WHAT YOU ARE ASKED TO DO: Report the count of lines holding "OUTPUT" in the records, with no other words.

RAW RECORDS:
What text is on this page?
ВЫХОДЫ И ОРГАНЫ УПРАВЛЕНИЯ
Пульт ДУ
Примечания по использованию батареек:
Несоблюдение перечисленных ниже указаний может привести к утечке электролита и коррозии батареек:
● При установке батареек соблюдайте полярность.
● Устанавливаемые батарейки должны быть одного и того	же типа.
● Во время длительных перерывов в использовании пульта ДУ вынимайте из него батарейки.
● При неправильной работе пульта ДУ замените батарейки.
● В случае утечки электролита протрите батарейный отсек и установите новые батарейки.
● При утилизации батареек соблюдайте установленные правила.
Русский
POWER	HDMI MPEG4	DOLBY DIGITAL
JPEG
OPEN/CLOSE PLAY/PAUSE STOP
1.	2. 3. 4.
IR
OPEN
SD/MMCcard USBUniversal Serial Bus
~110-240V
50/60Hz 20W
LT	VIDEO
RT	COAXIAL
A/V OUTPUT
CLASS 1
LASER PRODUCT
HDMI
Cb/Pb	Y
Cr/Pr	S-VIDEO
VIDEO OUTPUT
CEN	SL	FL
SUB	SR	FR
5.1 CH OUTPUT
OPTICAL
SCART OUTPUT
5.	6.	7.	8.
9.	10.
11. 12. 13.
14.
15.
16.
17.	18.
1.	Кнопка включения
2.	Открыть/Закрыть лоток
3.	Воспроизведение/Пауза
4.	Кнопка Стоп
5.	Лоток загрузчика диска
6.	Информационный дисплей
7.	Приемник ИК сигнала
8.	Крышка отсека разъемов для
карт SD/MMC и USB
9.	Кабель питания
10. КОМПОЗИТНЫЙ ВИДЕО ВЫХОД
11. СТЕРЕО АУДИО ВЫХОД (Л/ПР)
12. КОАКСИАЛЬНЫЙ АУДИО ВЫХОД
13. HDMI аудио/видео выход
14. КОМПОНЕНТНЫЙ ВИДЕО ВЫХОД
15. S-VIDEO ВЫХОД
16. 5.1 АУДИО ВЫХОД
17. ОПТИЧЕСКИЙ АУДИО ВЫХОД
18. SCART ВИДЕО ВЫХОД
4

WORKED ANSWER: 4